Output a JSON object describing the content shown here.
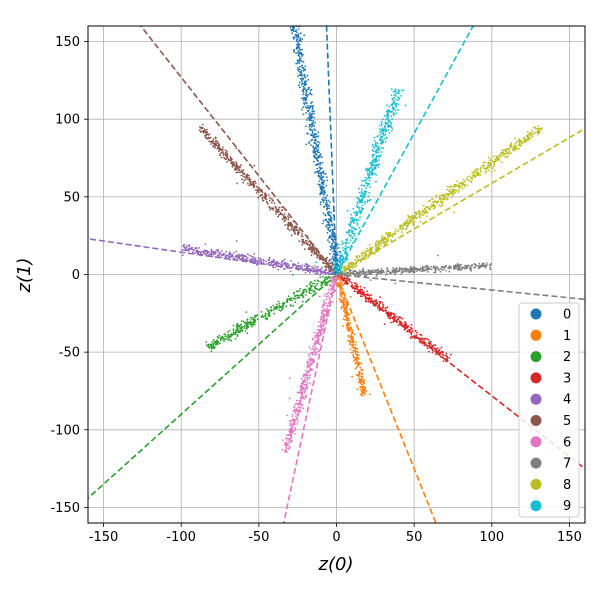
{
  "chart_data": {
    "type": "scatter",
    "title": "",
    "xlabel": "z(0)",
    "ylabel": "z(1)",
    "xlim": [
      -160,
      160
    ],
    "ylim": [
      -160,
      160
    ],
    "xticks": [
      -150,
      -100,
      -50,
      0,
      50,
      100,
      150
    ],
    "yticks": [
      150,
      100,
      50,
      0,
      -50,
      -100,
      -150
    ],
    "grid": true,
    "legend_position": "lower-right",
    "series": [
      {
        "name": "0",
        "color": "#1f77b4",
        "start": [
          -27,
          160
        ],
        "end": [
          1,
          0
        ],
        "line_end": [
          -8,
          200
        ],
        "width": 3
      },
      {
        "name": "1",
        "color": "#ff7f0e",
        "start": [
          1,
          -2
        ],
        "end": [
          18,
          -78
        ],
        "line_end": [
          64,
          -160
        ],
        "width": 2
      },
      {
        "name": "2",
        "color": "#2ca02c",
        "start": [
          -83,
          -47
        ],
        "end": [
          -2,
          -1
        ],
        "line_end": [
          -160,
          -144
        ],
        "width": 3
      },
      {
        "name": "3",
        "color": "#d62728",
        "start": [
          3,
          -1
        ],
        "end": [
          72,
          -55
        ],
        "line_end": [
          160,
          -125
        ],
        "width": 2.5
      },
      {
        "name": "4",
        "color": "#9467bd",
        "start": [
          -99,
          17
        ],
        "end": [
          -2,
          1
        ],
        "line_end": [
          -160,
          23
        ],
        "width": 2.5
      },
      {
        "name": "5",
        "color": "#8c564b",
        "start": [
          -88,
          95
        ],
        "end": [
          -2,
          2
        ],
        "line_end": [
          -126,
          160
        ],
        "width": 2.5
      },
      {
        "name": "6",
        "color": "#e377c2",
        "start": [
          -33,
          -115
        ],
        "end": [
          -1,
          -2
        ],
        "line_end": [
          -34,
          -160
        ],
        "width": 2.5
      },
      {
        "name": "7",
        "color": "#7f7f7f",
        "start": [
          2,
          0
        ],
        "end": [
          100,
          6
        ],
        "line_end": [
          160,
          -16
        ],
        "width": 2
      },
      {
        "name": "8",
        "color": "#bcbd22",
        "start": [
          3,
          2
        ],
        "end": [
          132,
          95
        ],
        "line_end": [
          160,
          94
        ],
        "width": 3
      },
      {
        "name": "9",
        "color": "#17becf",
        "start": [
          1,
          2
        ],
        "end": [
          40,
          120
        ],
        "line_end": [
          88,
          160
        ],
        "width": 3.5
      }
    ]
  }
}
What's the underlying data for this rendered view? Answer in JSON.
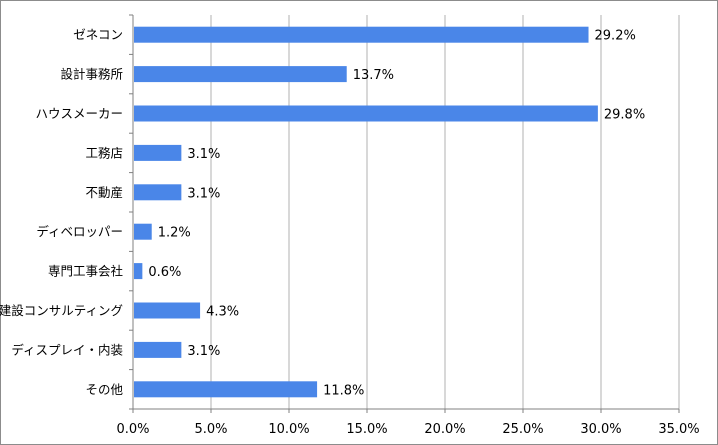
{
  "chart_data": {
    "type": "bar",
    "orientation": "horizontal",
    "categories": [
      "ゼネコン",
      "設計事務所",
      "ハウスメーカー",
      "工務店",
      "不動産",
      "ディベロッパー",
      "専門工事会社",
      "建設コンサルティング",
      "ディスプレイ・内装",
      "その他"
    ],
    "values": [
      29.2,
      13.7,
      29.8,
      3.1,
      3.1,
      1.2,
      0.6,
      4.3,
      3.1,
      11.8
    ],
    "data_labels": [
      "29.2%",
      "13.7%",
      "29.8%",
      "3.1%",
      "3.1%",
      "1.2%",
      "0.6%",
      "4.3%",
      "3.1%",
      "11.8%"
    ],
    "x_ticks": [
      0,
      5,
      10,
      15,
      20,
      25,
      30,
      35
    ],
    "x_tick_labels": [
      "0.0%",
      "5.0%",
      "10.0%",
      "15.0%",
      "20.0%",
      "25.0%",
      "30.0%",
      "35.0%"
    ],
    "xlim": [
      0,
      35
    ],
    "grid": true,
    "bar_color": "#4a86e8",
    "title": "",
    "xlabel": "",
    "ylabel": ""
  }
}
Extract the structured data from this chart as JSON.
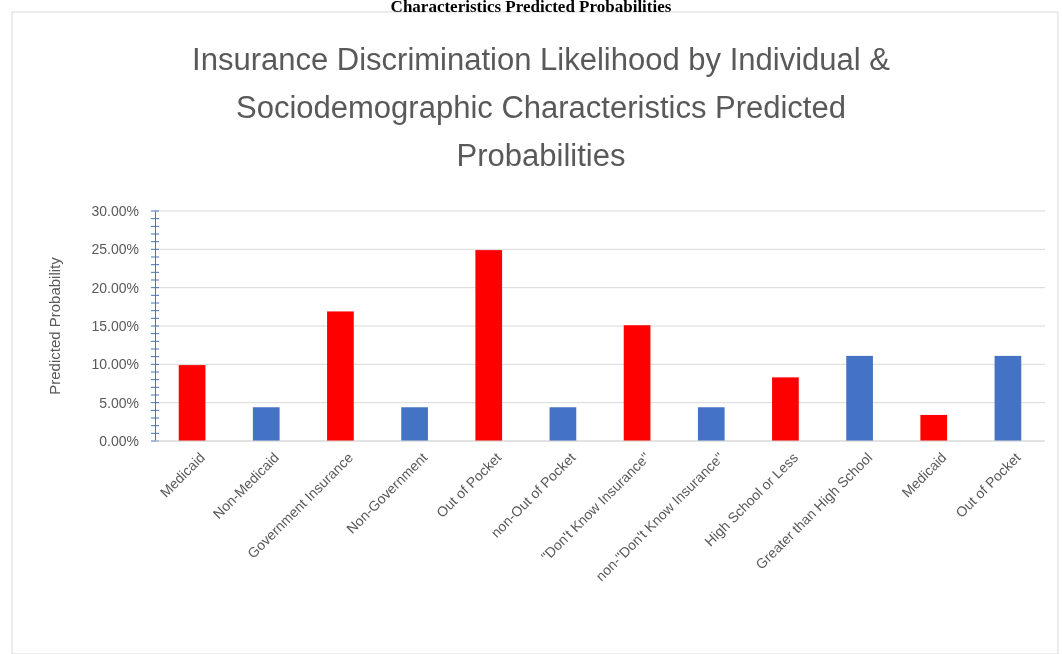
{
  "chart_data": {
    "type": "bar",
    "title": "Insurance Discrimination Likelihood by Individual & Sociodemographic Characteristics Predicted Probabilities",
    "annotations": [
      "Characteristics Predicted Probabilities"
    ],
    "ylabel": "Predicted Probability",
    "categories": [
      "Medicaid",
      "Non-Medicaid",
      "Government Insurance",
      "Non-Government",
      "Out of Pocket",
      "non-Out of Pocket",
      "\"Don't Know Insurance\"",
      "non-\"Don't Know Insurance\"",
      "High School or Less",
      "Greater than High School",
      "Medicaid",
      "Out of Pocket"
    ],
    "values": [
      9.9,
      4.4,
      16.9,
      4.4,
      24.9,
      4.4,
      15.1,
      4.4,
      8.3,
      11.1,
      3.4,
      11.1
    ],
    "colors": [
      "#ff0000",
      "#4472c4",
      "#ff0000",
      "#4472c4",
      "#ff0000",
      "#4472c4",
      "#ff0000",
      "#4472c4",
      "#ff0000",
      "#4472c4",
      "#ff0000",
      "#4472c4"
    ],
    "ylim": [
      0,
      30
    ],
    "yticks": [
      {
        "value": 0,
        "label": "0.00%"
      },
      {
        "value": 5,
        "label": "5.00%"
      },
      {
        "value": 10,
        "label": "10.00%"
      },
      {
        "value": 15,
        "label": "15.00%"
      },
      {
        "value": 20,
        "label": "20.00%"
      },
      {
        "value": 25,
        "label": "25.00%"
      },
      {
        "value": 30,
        "label": "30.00%"
      }
    ],
    "grid": "y"
  }
}
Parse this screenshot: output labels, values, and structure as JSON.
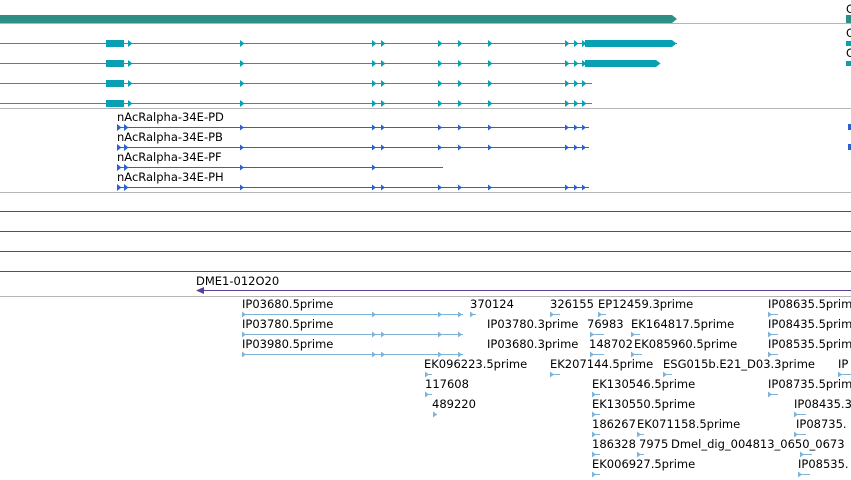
{
  "colors": {
    "gene_track": "#2f8f86",
    "transcript_teal": "#0aa0b4",
    "transcript_blue": "#2a62cf",
    "alignment_purple": "#5b3f95",
    "est_light_blue": "#7fb3d8",
    "track_separator": "#b5b5b5"
  },
  "icons": {
    "strand_arrow": "arrow-icon"
  },
  "edge_labels": [
    "C",
    "C",
    "C"
  ],
  "transcripts_labeled": [
    {
      "label": "nAcRalpha-34E-PD"
    },
    {
      "label": "nAcRalpha-34E-PB"
    },
    {
      "label": "nAcRalpha-34E-PF"
    },
    {
      "label": "nAcRalpha-34E-PH"
    }
  ],
  "alignment": {
    "label": "DME1-012O20"
  },
  "est_labels": [
    "IP03680.5prime",
    "370124",
    "326155",
    "EP12459.3prime",
    "IP08635.5prime",
    "IP03780.5prime",
    "IP03780.3prime",
    "76983",
    "EK164817.5prime",
    "IP08435.5prime",
    "IP03980.5prime",
    "IP03680.3prime",
    "148702",
    "EK085960.5prime",
    "IP08535.5prime",
    "EK096223.5prime",
    "EK207144.5prime",
    "ESG015b.E21_D03.3prime",
    "IP",
    "117608",
    "EK130546.5prime",
    "IP08735.5prime",
    "489220",
    "EK130550.5prime",
    "IP08435.3",
    "186267",
    "EK071158.5prime",
    "IP08735.",
    "186328",
    "7975",
    "Dmel_dig_004813_0650_0673",
    "EK006927.5prime",
    "IP08535."
  ]
}
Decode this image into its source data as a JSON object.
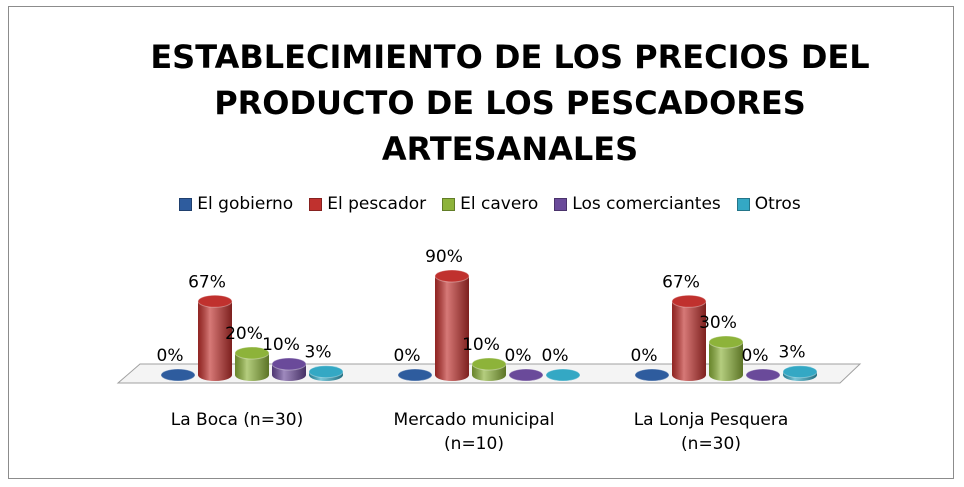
====
EXERCISE DESCRIPTION:
Output the data above without changes, apart from leaving out the pictures.

OUTPUT OF THE EXERCISE:
Output a JSON object describing the content shown here.
{
  "chart_data": {
    "type": "scatter",
    "title": "",
    "xlabel": "z(0)",
    "ylabel": "z(1)",
    "xlim": [
      -160,
      160
    ],
    "ylim": [
      -160,
      160
    ],
    "xticks": [
      -150,
      -100,
      -50,
      0,
      50,
      100,
      150
    ],
    "yticks": [
      150,
      100,
      50,
      0,
      -50,
      -100,
      -150
    ],
    "grid": true,
    "legend_position": "lower-right",
    "series": [
      {
        "name": "0",
        "color": "#1f77b4",
        "start": [
          -27,
          160
        ],
        "end": [
          1,
          0
        ],
        "line_end": [
          -8,
          200
        ],
        "width": 3
      },
      {
        "name": "1",
        "color": "#ff7f0e",
        "start": [
          1,
          -2
        ],
        "end": [
          18,
          -78
        ],
        "line_end": [
          64,
          -160
        ],
        "width": 2
      },
      {
        "name": "2",
        "color": "#2ca02c",
        "start": [
          -83,
          -47
        ],
        "end": [
          -2,
          -1
        ],
        "line_end": [
          -160,
          -144
        ],
        "width": 3
      },
      {
        "name": "3",
        "color": "#d62728",
        "start": [
          3,
          -1
        ],
        "end": [
          72,
          -55
        ],
        "line_end": [
          160,
          -125
        ],
        "width": 2.5
      },
      {
        "name": "4",
        "color": "#9467bd",
        "start": [
          -99,
          17
        ],
        "end": [
          -2,
          1
        ],
        "line_end": [
          -160,
          23
        ],
        "width": 2.5
      },
      {
        "name": "5",
        "color": "#8c564b",
        "start": [
          -88,
          95
        ],
        "end": [
          -2,
          2
        ],
        "line_end": [
          -126,
          160
        ],
        "width": 2.5
      },
      {
        "name": "6",
        "color": "#e377c2",
        "start": [
          -33,
          -115
        ],
        "end": [
          -1,
          -2
        ],
        "line_end": [
          -34,
          -160
        ],
        "width": 2.5
      },
      {
        "name": "7",
        "color": "#7f7f7f",
        "start": [
          2,
          0
        ],
        "end": [
          100,
          6
        ],
        "line_end": [
          160,
          -16
        ],
        "width": 2
      },
      {
        "name": "8",
        "color": "#bcbd22",
        "start": [
          3,
          2
        ],
        "end": [
          132,
          95
        ],
        "line_end": [
          160,
          94
        ],
        "width": 3
      },
      {
        "name": "9",
        "color": "#17becf",
        "start": [
          1,
          2
        ],
        "end": [
          40,
          120
        ],
        "line_end": [
          88,
          160
        ],
        "width": 3.5
      }
    ]
  }
}
What's the underlying data for this rendered view? Answer in JSON.
{
  "chart_data": {
    "type": "bar",
    "orientation": "horizontal",
    "categories": [
      "ゼネコン",
      "設計事務所",
      "ハウスメーカー",
      "工務店",
      "不動産",
      "ディベロッパー",
      "専門工事会社",
      "建設コンサルティング",
      "ディスプレイ・内装",
      "その他"
    ],
    "values": [
      29.2,
      13.7,
      29.8,
      3.1,
      3.1,
      1.2,
      0.6,
      4.3,
      3.1,
      11.8
    ],
    "data_labels": [
      "29.2%",
      "13.7%",
      "29.8%",
      "3.1%",
      "3.1%",
      "1.2%",
      "0.6%",
      "4.3%",
      "3.1%",
      "11.8%"
    ],
    "x_ticks": [
      0,
      5,
      10,
      15,
      20,
      25,
      30,
      35
    ],
    "x_tick_labels": [
      "0.0%",
      "5.0%",
      "10.0%",
      "15.0%",
      "20.0%",
      "25.0%",
      "30.0%",
      "35.0%"
    ],
    "xlim": [
      0,
      35
    ],
    "grid": true,
    "bar_color": "#4a86e8",
    "title": "",
    "xlabel": "",
    "ylabel": ""
  }
}
Extract the structured data from this chart as JSON.
{
  "chart_data": {
    "type": "bar",
    "title": "Insurance Discrimination Likelihood by Individual & Sociodemographic Characteristics Predicted Probabilities",
    "annotations": [
      "Characteristics Predicted Probabilities"
    ],
    "ylabel": "Predicted Probability",
    "categories": [
      "Medicaid",
      "Non-Medicaid",
      "Government Insurance",
      "Non-Government",
      "Out of Pocket",
      "non-Out of Pocket",
      "\"Don't Know Insurance\"",
      "non-\"Don't Know Insurance\"",
      "High School or Less",
      "Greater than High School",
      "Medicaid",
      "Out of Pocket"
    ],
    "values": [
      9.9,
      4.4,
      16.9,
      4.4,
      24.9,
      4.4,
      15.1,
      4.4,
      8.3,
      11.1,
      3.4,
      11.1
    ],
    "colors": [
      "#ff0000",
      "#4472c4",
      "#ff0000",
      "#4472c4",
      "#ff0000",
      "#4472c4",
      "#ff0000",
      "#4472c4",
      "#ff0000",
      "#4472c4",
      "#ff0000",
      "#4472c4"
    ],
    "ylim": [
      0,
      30
    ],
    "yticks": [
      {
        "value": 0,
        "label": "0.00%"
      },
      {
        "value": 5,
        "label": "5.00%"
      },
      {
        "value": 10,
        "label": "10.00%"
      },
      {
        "value": 15,
        "label": "15.00%"
      },
      {
        "value": 20,
        "label": "20.00%"
      },
      {
        "value": 25,
        "label": "25.00%"
      },
      {
        "value": 30,
        "label": "30.00%"
      }
    ],
    "grid": "y"
  }
}
Parse this screenshot: output labels, values, and structure as JSON.
{
  "colors": {
    "gene_track": "#2f8f86",
    "transcript_teal": "#0aa0b4",
    "transcript_blue": "#2a62cf",
    "alignment_purple": "#5b3f95",
    "est_light_blue": "#7fb3d8",
    "track_separator": "#b5b5b5"
  },
  "icons": {
    "strand_arrow": "arrow-icon"
  },
  "edge_labels": [
    "C",
    "C",
    "C"
  ],
  "transcripts_labeled": [
    {
      "label": "nAcRalpha-34E-PD"
    },
    {
      "label": "nAcRalpha-34E-PB"
    },
    {
      "label": "nAcRalpha-34E-PF"
    },
    {
      "label": "nAcRalpha-34E-PH"
    }
  ],
  "alignment": {
    "label": "DME1-012O20"
  },
  "est_labels": [
    "IP03680.5prime",
    "370124",
    "326155",
    "EP12459.3prime",
    "IP08635.5prime",
    "IP03780.5prime",
    "IP03780.3prime",
    "76983",
    "EK164817.5prime",
    "IP08435.5prime",
    "IP03980.5prime",
    "IP03680.3prime",
    "148702",
    "EK085960.5prime",
    "IP08535.5prime",
    "EK096223.5prime",
    "EK207144.5prime",
    "ESG015b.E21_D03.3prime",
    "IP",
    "117608",
    "EK130546.5prime",
    "IP08735.5prime",
    "489220",
    "EK130550.5prime",
    "IP08435.3",
    "186267",
    "EK071158.5prime",
    "IP08735.",
    "186328",
    "7975",
    "Dmel_dig_004813_0650_0673",
    "EK006927.5prime",
    "IP08535."
  ]
}
Decode this image into its source data as a JSON object.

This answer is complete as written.